REQUIRED ACTION: Your reply should reproduce the data below without a single alteration, apart from dropping the images.

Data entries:

--- START ---

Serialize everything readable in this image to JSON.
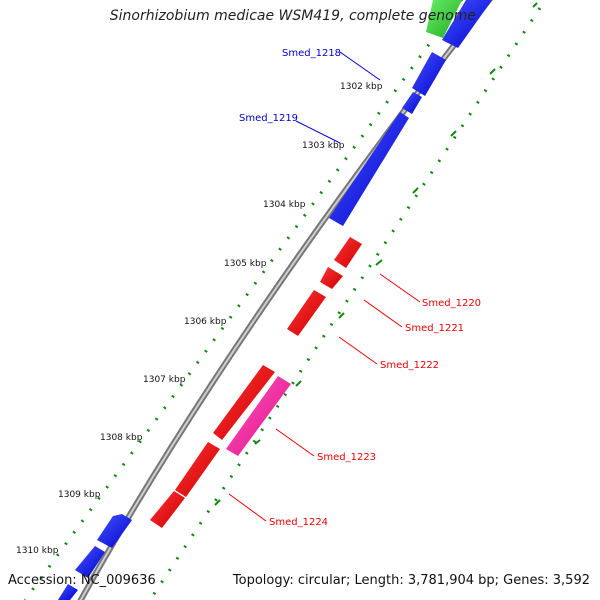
{
  "title": "Sinorhizobium medicae WSM419, complete genome",
  "footer": {
    "accession": "Accession: NC_009636",
    "summary": "Topology: circular; Length: 3,781,904 bp; Genes: 3,592"
  },
  "colors": {
    "forward_gene": "#0000ee",
    "reverse_gene": "#ee0000",
    "reverse_gene_alt": "#ff2aa0",
    "rna_gene": "#44cc44",
    "backbone": "#888888",
    "tick": "#118811",
    "forward_label": "#0000cc",
    "reverse_label": "#ee0000",
    "scale_label": "#111111"
  },
  "scale_labels": [
    "1302 kbp",
    "1303 kbp",
    "1304 kbp",
    "1305 kbp",
    "1306 kbp",
    "1307 kbp",
    "1308 kbp",
    "1309 kbp",
    "1310 kbp"
  ],
  "gene_labels": {
    "forward": [
      "Smed_1218",
      "Smed_1219"
    ],
    "reverse": [
      "Smed_1220",
      "Smed_1221",
      "Smed_1222",
      "Smed_1223",
      "Smed_1224"
    ]
  }
}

--- END ---

PROBLEM SOLUTION:
Serialize everything readable in this image to JSON.
{
  "title": "Sinorhizobium medicae WSM419, complete genome",
  "footer": {
    "accession": "Accession: NC_009636",
    "summary": "Topology: circular; Length: 3,781,904 bp; Genes: 3,592"
  },
  "colors": {
    "forward_gene": "#0000ee",
    "reverse_gene": "#ee0000",
    "reverse_gene_alt": "#ff2aa0",
    "rna_gene": "#44cc44",
    "backbone": "#888888",
    "tick": "#118811",
    "forward_label": "#0000cc",
    "reverse_label": "#ee0000",
    "scale_label": "#111111"
  },
  "scale_labels": [
    "1302 kbp",
    "1303 kbp",
    "1304 kbp",
    "1305 kbp",
    "1306 kbp",
    "1307 kbp",
    "1308 kbp",
    "1309 kbp",
    "1310 kbp"
  ],
  "gene_labels": {
    "forward": [
      "Smed_1218",
      "Smed_1219"
    ],
    "reverse": [
      "Smed_1220",
      "Smed_1221",
      "Smed_1222",
      "Smed_1223",
      "Smed_1224"
    ]
  }
}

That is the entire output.